* _WHAT NEEDS TO BE DONE_
Select every line containing the word "embættisafgreiðslufundi" from the material, and copy those lines.

* _EXTRACTED DATA_
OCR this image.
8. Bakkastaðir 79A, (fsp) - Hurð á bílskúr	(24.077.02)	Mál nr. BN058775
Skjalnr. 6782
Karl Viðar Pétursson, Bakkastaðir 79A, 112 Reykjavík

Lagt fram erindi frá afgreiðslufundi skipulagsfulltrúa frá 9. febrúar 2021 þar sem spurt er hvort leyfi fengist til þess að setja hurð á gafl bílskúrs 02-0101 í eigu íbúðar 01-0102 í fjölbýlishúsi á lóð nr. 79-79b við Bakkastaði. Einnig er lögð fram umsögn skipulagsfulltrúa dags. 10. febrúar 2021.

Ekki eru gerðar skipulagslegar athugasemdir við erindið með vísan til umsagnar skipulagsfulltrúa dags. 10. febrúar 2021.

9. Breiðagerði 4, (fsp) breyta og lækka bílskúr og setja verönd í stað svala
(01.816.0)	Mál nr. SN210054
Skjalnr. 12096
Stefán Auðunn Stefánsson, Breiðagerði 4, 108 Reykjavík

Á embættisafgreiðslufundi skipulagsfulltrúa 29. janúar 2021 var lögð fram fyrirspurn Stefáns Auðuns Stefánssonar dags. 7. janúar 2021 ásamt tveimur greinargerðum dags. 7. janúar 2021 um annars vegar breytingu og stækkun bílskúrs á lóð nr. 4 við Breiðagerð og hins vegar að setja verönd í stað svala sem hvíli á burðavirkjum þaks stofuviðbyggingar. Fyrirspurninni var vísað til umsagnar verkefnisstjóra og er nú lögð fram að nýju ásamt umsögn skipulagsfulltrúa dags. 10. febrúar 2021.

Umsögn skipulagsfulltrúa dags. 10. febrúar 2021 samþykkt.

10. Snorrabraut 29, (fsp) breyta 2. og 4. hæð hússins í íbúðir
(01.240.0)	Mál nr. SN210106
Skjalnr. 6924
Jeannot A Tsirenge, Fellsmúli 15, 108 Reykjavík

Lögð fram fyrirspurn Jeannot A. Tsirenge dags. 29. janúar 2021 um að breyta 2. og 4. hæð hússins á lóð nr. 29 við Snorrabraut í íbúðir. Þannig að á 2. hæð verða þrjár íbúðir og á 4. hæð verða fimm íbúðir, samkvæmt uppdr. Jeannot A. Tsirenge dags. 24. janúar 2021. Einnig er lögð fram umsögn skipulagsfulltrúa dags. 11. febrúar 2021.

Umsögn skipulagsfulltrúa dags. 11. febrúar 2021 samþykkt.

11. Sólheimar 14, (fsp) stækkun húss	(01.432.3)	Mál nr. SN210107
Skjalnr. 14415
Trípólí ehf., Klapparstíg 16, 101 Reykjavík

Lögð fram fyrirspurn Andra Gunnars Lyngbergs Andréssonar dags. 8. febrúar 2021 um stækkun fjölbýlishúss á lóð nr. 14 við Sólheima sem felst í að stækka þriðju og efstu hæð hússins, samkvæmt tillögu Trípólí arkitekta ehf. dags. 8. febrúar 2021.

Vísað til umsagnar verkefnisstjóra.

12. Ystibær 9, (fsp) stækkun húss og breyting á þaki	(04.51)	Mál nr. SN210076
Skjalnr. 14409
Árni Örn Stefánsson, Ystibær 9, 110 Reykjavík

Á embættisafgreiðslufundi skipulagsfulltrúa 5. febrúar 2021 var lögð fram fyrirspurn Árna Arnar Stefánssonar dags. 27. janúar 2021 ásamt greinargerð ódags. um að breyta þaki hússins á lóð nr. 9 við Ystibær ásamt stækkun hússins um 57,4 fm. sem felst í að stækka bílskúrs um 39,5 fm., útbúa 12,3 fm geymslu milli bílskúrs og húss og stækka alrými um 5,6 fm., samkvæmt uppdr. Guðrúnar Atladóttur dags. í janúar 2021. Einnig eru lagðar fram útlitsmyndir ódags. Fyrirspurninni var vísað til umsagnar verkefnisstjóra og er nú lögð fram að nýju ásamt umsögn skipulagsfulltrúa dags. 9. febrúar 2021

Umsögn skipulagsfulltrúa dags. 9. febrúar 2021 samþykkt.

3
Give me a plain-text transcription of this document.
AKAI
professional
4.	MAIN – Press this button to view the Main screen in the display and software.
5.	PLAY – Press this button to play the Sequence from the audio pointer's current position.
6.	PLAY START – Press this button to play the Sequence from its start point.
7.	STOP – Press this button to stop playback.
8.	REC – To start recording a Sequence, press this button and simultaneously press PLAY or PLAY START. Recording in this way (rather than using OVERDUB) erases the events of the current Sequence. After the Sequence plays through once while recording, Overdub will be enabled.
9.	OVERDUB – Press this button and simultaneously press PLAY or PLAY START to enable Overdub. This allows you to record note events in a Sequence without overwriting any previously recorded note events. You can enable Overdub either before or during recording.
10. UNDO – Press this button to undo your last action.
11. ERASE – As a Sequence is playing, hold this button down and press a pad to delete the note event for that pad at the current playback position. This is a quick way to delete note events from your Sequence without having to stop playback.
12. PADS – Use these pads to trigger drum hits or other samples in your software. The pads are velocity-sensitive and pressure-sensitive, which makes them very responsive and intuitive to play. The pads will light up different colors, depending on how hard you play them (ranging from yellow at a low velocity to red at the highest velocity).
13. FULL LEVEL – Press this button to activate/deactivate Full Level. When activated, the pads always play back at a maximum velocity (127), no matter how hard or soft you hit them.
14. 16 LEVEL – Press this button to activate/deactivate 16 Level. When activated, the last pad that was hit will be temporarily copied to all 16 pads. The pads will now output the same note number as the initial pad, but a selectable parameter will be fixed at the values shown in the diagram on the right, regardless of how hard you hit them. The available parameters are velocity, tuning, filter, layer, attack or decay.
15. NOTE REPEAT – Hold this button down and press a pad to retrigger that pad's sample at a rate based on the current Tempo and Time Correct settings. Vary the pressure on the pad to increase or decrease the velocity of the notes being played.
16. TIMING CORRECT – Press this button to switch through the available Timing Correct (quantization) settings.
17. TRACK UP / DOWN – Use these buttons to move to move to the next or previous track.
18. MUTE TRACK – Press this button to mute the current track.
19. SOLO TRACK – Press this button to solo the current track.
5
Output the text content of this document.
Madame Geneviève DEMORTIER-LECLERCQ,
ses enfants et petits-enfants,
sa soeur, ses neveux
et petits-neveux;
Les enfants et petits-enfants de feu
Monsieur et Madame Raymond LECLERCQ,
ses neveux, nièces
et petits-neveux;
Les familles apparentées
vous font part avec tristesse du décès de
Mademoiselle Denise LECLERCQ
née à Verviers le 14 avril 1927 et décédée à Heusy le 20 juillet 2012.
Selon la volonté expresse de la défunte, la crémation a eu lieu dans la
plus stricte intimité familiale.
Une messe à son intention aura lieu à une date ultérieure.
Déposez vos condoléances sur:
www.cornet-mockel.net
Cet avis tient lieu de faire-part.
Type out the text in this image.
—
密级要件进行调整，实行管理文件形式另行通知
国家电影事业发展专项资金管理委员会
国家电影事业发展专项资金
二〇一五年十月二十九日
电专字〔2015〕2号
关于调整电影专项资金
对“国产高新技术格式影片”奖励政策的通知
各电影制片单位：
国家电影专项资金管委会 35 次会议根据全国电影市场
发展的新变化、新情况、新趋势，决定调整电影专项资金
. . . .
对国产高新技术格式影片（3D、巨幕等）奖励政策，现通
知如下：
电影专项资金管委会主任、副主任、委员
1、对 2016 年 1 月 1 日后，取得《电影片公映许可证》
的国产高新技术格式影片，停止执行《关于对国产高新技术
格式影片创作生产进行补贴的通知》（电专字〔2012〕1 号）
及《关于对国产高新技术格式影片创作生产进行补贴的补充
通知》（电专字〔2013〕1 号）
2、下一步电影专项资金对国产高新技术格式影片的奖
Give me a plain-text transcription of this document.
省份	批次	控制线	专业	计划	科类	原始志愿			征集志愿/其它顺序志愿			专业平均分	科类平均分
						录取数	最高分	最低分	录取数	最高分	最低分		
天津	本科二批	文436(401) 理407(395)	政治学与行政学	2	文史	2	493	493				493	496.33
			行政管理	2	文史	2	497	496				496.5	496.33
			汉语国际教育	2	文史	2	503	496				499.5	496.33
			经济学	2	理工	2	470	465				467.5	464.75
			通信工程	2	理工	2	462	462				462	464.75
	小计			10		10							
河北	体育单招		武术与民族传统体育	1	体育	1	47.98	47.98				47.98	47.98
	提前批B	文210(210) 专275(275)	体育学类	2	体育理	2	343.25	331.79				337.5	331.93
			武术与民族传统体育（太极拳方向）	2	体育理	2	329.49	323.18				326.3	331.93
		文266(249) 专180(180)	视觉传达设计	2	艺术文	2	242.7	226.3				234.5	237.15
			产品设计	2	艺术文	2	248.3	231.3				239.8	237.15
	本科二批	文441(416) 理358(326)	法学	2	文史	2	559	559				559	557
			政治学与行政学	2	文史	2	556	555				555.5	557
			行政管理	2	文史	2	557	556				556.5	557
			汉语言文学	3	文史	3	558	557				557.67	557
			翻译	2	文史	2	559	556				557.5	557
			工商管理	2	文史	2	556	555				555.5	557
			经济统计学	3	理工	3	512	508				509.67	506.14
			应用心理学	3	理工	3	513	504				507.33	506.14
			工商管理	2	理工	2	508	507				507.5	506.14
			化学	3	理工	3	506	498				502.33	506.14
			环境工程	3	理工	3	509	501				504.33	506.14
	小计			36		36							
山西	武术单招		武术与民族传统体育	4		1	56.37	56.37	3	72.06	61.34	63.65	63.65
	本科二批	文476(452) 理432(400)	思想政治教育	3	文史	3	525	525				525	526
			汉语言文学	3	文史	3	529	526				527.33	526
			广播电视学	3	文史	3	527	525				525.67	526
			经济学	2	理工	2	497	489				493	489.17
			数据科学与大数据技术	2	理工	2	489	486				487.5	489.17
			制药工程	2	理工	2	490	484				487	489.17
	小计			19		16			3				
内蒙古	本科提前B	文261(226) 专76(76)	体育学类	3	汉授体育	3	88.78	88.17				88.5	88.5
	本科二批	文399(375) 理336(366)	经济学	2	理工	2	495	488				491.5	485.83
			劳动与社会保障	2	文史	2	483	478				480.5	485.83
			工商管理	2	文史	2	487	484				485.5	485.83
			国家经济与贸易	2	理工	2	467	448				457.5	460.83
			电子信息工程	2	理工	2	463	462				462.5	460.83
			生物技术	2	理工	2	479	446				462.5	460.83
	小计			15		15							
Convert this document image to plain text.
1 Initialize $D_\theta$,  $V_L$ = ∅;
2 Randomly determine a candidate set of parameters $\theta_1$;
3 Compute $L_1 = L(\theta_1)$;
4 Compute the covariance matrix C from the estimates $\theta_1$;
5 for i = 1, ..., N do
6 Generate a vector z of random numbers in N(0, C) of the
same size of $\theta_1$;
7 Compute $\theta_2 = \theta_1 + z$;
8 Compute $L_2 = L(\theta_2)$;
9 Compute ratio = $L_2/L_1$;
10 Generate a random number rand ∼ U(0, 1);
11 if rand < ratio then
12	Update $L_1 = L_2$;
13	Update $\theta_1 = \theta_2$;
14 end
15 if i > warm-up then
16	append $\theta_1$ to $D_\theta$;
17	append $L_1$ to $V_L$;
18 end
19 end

* _RESULT_
Á embættisafgreiðslufundi skipulagsfulltrúa 29. janúar 2021 var lögð fram fyrirspurn Stefáns Auðuns Stefánssonar dags. 7. janúar 2021 ásamt tveimur greinargerðum dags. 7. janúar 2021 um annars vegar breytingu og stækkun bílskúrs á lóð nr. 4 við Breiðagerð og hins vegar að setja verönd í stað svala sem hvíli á burðavirkjum þaks stofuviðbyggingar. Fyrirspurninni var vísað til umsagnar verkefnisstjóra og er nú lögð fram að nýju ásamt umsögn skipulagsfulltrúa dags. 10. febrúar 2021.
Á embættisafgreiðslufundi skipulagsfulltrúa 5. febrúar 2021 var lögð fram fyrirspurn Árna Arnar Stefánssonar dags. 27. janúar 2021 ásamt greinargerð ódags. um að breyta þaki hússins á lóð nr. 9 við Ystibær ásamt stækkun hússins um 57,4 fm. sem felst í að stækka bílskúrs um 39,5 fm., útbúa 12,3 fm geymslu milli bílskúrs og húss og stækka alrými um 5,6 fm., samkvæmt uppdr. Guðrúnar Atladóttur dags. í janúar 2021. Einnig eru lagðar fram útlitsmyndir ódags. Fyrirspurninni var vísað til umsagnar verkefnisstjóra og er nú lögð fram að nýju ásamt umsögn skipulagsfulltrúa dags. 9. febrúar 2021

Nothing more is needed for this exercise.